● THE REQUEST: Gather every line from the entries below that includes "Rhat".

((

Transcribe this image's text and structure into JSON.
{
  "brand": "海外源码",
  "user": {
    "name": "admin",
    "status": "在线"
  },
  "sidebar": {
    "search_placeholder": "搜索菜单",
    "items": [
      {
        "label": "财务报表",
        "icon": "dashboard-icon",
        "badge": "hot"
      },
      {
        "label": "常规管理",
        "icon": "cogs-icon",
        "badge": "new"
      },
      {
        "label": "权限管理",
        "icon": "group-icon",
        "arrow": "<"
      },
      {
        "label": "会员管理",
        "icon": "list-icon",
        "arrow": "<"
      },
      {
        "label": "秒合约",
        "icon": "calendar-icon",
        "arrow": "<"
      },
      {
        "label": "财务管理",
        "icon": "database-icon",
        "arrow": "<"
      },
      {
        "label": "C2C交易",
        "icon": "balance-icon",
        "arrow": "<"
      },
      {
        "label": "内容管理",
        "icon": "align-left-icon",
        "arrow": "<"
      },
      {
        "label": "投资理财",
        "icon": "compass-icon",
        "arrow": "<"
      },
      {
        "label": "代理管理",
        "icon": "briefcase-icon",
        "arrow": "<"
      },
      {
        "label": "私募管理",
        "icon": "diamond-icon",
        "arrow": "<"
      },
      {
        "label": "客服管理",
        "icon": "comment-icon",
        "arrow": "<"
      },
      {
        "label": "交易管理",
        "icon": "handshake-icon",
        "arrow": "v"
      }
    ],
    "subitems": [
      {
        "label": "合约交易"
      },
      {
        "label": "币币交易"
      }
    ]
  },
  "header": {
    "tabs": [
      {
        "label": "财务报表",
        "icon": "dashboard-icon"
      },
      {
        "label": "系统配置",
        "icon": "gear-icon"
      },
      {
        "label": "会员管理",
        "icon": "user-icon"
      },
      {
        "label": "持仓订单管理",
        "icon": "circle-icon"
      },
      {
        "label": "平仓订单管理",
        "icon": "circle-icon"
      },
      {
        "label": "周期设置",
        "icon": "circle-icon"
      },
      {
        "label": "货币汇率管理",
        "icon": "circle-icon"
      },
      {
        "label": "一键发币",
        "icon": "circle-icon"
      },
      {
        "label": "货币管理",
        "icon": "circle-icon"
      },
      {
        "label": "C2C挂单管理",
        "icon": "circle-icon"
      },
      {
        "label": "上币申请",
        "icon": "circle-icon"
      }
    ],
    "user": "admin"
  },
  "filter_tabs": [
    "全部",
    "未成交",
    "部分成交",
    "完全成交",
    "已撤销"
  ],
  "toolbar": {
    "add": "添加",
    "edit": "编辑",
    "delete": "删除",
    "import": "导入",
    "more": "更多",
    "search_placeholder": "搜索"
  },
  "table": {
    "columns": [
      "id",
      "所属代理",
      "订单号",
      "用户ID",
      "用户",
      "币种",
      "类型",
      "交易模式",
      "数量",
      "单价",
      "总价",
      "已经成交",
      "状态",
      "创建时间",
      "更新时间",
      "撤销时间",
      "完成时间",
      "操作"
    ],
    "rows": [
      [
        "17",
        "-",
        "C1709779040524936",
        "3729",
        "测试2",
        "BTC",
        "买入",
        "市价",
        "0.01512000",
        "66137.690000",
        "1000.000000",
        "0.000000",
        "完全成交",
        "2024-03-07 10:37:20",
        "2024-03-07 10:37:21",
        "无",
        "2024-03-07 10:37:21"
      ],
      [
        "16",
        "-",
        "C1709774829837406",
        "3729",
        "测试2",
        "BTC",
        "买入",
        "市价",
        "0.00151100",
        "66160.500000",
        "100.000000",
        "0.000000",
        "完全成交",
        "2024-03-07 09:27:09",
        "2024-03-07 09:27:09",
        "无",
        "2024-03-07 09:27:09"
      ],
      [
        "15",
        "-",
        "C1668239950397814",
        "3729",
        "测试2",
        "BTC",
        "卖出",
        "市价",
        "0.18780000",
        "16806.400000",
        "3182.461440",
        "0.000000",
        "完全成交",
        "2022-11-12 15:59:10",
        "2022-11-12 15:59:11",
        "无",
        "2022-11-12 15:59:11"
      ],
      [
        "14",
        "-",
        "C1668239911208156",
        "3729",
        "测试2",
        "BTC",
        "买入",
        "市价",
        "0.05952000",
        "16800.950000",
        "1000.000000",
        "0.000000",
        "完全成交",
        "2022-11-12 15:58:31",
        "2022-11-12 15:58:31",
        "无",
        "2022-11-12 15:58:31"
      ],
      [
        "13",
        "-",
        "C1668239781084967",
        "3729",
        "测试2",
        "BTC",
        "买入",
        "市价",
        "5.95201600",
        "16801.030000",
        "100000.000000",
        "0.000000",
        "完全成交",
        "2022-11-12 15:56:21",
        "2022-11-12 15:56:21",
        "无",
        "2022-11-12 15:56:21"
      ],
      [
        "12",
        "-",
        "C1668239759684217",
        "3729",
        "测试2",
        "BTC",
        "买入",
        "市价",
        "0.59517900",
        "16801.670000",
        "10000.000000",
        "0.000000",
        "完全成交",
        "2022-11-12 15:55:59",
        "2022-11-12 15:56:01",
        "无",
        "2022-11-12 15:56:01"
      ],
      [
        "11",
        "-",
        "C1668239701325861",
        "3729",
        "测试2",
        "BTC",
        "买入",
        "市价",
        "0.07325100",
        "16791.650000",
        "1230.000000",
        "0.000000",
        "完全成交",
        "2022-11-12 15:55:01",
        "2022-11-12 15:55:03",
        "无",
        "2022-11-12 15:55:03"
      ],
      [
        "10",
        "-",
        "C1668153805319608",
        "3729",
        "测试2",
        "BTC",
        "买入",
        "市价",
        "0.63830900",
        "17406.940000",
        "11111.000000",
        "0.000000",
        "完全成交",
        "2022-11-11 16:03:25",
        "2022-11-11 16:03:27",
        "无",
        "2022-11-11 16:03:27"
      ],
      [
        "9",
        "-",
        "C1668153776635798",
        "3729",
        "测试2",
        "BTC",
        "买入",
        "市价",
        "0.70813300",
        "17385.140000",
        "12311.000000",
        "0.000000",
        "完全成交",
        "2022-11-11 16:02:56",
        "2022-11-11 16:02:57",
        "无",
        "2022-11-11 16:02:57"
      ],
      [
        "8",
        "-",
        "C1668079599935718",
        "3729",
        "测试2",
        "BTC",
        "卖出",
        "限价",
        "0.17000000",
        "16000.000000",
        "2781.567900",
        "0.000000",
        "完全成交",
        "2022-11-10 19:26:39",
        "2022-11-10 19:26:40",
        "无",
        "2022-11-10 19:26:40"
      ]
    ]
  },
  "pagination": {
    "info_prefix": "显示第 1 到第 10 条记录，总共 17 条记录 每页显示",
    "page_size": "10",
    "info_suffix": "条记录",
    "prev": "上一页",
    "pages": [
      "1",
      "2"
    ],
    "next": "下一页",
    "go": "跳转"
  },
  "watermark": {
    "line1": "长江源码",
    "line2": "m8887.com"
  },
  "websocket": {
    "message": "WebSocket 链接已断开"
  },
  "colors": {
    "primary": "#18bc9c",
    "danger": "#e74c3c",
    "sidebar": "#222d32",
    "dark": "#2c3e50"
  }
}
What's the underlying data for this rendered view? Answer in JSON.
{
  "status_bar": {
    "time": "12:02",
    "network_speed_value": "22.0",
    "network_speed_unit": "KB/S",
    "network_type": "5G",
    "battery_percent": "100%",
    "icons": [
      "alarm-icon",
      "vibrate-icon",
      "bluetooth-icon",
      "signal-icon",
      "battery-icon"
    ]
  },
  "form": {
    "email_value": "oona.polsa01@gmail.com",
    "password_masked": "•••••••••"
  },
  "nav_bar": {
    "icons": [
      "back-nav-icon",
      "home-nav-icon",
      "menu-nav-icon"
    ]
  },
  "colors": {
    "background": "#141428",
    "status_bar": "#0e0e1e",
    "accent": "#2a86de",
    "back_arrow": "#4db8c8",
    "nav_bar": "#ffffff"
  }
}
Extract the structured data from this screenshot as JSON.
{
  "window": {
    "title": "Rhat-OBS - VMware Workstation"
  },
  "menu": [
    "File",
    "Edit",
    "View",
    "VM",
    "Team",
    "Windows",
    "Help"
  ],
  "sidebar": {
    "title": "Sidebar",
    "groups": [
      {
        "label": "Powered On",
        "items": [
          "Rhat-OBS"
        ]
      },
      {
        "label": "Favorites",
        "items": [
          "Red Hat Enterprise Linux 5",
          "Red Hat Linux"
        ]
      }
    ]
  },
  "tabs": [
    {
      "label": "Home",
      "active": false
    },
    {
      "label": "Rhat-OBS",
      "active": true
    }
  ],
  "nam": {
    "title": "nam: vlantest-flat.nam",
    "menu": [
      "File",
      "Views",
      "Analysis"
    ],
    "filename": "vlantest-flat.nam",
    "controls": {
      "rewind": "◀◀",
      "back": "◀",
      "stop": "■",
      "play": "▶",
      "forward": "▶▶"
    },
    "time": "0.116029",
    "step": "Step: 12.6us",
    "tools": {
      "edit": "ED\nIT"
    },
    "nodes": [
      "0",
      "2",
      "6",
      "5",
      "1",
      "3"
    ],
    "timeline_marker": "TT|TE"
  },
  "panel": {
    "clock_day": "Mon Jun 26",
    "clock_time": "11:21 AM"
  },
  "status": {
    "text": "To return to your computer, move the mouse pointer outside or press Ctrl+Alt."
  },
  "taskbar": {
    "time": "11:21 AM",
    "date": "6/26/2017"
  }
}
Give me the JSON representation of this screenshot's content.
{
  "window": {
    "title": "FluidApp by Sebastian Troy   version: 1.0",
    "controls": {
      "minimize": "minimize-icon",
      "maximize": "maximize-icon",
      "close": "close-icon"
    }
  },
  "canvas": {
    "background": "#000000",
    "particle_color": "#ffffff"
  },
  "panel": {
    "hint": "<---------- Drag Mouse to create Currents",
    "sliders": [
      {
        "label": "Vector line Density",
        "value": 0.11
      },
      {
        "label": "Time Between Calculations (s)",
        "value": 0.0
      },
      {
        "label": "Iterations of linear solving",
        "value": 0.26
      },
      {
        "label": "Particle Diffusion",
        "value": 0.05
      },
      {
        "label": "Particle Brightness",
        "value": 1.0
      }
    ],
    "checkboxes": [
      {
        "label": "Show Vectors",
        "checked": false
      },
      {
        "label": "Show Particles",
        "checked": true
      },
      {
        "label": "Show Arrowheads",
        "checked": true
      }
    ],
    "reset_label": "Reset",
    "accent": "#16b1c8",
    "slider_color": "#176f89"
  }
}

))

● EXERCISE RESPONSE:
    "title": "Rhat-OBS - VMware Workstation"
          "Rhat-OBS"
      "label": "Rhat-OBS",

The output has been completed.